**Excerpted data**

■ ■ ■

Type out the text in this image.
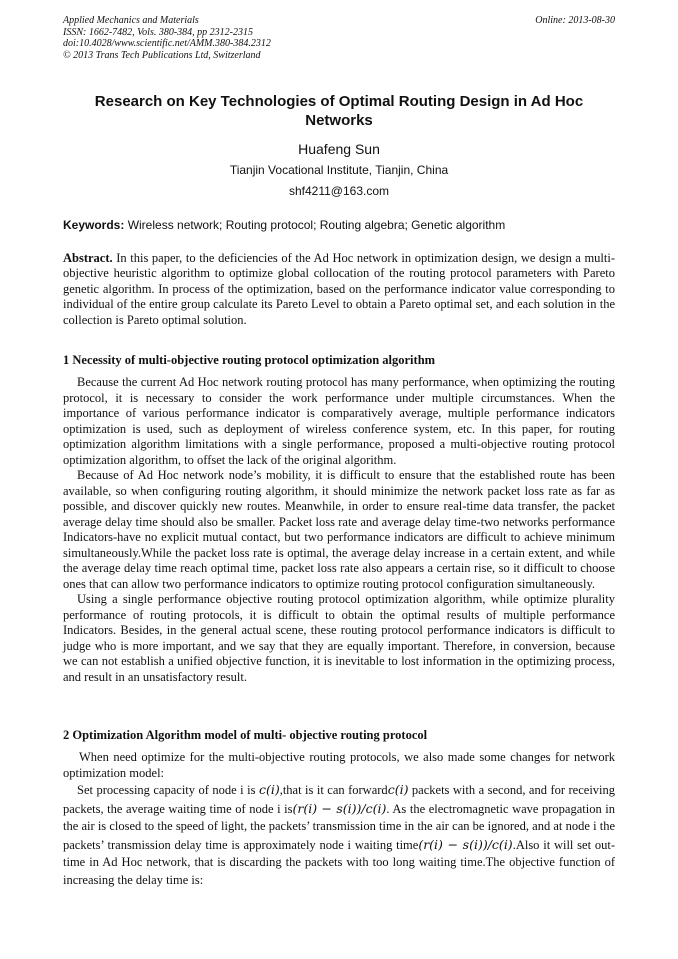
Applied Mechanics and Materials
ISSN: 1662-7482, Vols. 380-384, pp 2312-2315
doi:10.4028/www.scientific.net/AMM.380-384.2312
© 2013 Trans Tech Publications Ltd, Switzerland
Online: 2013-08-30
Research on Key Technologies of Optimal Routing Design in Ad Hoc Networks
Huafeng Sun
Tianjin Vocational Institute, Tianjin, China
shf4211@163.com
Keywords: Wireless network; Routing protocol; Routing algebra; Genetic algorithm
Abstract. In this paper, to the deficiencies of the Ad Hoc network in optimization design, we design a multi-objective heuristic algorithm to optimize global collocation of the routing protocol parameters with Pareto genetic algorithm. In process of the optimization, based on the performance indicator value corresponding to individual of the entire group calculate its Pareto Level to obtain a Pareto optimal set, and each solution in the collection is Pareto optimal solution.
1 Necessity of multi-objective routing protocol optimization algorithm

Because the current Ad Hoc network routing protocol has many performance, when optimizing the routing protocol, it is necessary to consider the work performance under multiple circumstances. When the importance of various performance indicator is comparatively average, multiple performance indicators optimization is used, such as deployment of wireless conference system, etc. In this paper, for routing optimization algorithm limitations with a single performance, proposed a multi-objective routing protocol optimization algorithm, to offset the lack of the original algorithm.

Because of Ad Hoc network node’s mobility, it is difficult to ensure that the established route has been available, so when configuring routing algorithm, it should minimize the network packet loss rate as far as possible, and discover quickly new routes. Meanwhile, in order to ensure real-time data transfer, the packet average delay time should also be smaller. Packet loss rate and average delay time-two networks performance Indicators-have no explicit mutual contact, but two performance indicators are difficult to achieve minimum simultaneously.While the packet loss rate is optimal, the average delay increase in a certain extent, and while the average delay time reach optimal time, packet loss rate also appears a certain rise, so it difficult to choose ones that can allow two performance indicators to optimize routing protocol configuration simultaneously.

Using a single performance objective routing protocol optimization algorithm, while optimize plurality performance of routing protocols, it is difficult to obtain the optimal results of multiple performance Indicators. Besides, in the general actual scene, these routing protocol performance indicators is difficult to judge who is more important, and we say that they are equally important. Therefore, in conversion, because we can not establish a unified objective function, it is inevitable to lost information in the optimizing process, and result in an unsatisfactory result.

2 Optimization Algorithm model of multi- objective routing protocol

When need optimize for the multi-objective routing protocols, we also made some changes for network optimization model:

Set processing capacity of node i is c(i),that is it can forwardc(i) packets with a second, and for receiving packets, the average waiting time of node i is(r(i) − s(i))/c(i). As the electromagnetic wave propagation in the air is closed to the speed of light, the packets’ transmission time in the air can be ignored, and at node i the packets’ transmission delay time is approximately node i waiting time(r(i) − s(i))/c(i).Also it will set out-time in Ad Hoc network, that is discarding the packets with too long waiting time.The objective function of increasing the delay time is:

■ ■ ■

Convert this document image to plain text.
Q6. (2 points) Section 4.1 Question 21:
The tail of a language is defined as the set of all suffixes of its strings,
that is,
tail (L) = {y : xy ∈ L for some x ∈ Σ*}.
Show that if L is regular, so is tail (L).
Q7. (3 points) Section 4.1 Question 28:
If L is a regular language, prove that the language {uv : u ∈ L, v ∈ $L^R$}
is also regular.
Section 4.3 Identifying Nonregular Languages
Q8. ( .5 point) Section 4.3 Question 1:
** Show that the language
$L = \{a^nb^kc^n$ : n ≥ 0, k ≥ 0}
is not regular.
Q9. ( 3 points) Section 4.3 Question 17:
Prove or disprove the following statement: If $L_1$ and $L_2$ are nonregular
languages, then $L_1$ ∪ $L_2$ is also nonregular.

■ ■ ■

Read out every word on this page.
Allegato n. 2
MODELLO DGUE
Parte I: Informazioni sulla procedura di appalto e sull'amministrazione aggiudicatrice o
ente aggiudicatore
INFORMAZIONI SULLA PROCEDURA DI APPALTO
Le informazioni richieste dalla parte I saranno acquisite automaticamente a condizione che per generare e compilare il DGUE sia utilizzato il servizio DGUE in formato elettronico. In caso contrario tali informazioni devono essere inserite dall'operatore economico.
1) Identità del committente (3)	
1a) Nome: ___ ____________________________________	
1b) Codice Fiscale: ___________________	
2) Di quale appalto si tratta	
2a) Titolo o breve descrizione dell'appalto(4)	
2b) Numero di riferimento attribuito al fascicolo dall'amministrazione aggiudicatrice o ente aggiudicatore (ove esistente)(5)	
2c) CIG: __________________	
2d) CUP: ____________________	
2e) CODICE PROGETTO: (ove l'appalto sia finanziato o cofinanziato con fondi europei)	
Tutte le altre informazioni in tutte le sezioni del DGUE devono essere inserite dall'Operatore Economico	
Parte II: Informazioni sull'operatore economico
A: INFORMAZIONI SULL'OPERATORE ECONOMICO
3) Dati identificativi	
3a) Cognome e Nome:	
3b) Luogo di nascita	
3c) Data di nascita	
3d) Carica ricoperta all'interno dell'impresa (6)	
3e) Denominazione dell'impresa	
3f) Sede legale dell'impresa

■ ■ ■

Note how many lines in the listing above hold the string "amministrazione", then give only that figure.

**Solution below**
2